■ **AVAILABLE RECORDS**
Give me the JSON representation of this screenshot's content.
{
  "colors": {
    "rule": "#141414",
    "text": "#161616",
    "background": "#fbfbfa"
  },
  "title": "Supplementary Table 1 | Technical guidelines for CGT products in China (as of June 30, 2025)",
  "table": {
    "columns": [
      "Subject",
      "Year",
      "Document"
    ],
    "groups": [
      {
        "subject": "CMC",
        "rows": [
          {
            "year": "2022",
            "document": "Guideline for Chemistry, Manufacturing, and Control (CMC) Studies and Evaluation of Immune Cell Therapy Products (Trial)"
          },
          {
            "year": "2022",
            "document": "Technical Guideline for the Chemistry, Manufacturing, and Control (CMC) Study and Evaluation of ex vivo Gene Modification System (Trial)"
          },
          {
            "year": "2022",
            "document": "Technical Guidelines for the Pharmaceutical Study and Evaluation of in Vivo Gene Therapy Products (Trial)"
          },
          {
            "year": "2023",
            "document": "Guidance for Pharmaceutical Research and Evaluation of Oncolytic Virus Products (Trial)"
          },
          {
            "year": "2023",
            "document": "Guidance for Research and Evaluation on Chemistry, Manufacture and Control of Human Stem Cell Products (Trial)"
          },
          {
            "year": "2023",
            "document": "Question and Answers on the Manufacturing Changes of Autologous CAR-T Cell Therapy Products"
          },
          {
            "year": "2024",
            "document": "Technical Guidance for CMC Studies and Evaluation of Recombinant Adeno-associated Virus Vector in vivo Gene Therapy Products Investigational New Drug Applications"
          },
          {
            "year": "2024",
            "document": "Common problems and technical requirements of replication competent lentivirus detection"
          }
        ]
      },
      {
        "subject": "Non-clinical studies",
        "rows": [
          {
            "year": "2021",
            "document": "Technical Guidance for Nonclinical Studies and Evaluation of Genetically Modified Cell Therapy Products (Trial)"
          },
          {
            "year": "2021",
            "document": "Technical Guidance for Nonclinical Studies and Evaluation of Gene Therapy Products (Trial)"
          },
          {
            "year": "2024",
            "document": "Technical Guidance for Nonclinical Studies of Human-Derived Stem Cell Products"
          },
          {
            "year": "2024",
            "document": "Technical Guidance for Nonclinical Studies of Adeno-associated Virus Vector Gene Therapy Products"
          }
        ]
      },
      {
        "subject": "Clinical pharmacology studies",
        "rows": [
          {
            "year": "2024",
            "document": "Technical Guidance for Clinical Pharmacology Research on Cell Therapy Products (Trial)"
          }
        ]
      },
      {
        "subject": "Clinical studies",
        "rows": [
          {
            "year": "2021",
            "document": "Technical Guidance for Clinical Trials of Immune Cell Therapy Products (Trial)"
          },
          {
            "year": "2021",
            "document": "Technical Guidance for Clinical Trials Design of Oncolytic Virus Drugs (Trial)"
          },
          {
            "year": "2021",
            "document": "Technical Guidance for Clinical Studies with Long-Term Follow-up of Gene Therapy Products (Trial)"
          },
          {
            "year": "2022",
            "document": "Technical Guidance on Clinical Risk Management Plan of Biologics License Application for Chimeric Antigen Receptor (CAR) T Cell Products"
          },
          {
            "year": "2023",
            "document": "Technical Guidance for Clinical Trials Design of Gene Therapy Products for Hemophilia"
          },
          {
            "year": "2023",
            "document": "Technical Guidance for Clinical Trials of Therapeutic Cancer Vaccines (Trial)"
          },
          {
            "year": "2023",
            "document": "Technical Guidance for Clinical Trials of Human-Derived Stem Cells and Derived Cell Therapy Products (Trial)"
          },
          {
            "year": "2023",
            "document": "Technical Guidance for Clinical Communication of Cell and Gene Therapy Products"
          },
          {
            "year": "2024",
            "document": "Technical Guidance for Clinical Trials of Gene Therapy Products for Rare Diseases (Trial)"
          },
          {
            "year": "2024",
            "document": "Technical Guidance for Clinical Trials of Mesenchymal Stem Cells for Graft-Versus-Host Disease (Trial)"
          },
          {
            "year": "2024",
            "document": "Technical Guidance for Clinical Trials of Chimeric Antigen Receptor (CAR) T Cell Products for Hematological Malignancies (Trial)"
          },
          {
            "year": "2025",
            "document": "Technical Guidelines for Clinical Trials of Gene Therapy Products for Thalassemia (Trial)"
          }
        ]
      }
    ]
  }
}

■ **TASK STATEMENT**
Only lines with the word "Immune" are wanted, so copy each one from the records.

■ **TASK RESULT**
            "document": "Guideline for Chemistry, Manufacturing, and Control (CMC) Studies and Evaluation of Immune Cell Therapy Products (Trial)"
            "document": "Technical Guidance for Clinical Trials of Immune Cell Therapy Products (Trial)"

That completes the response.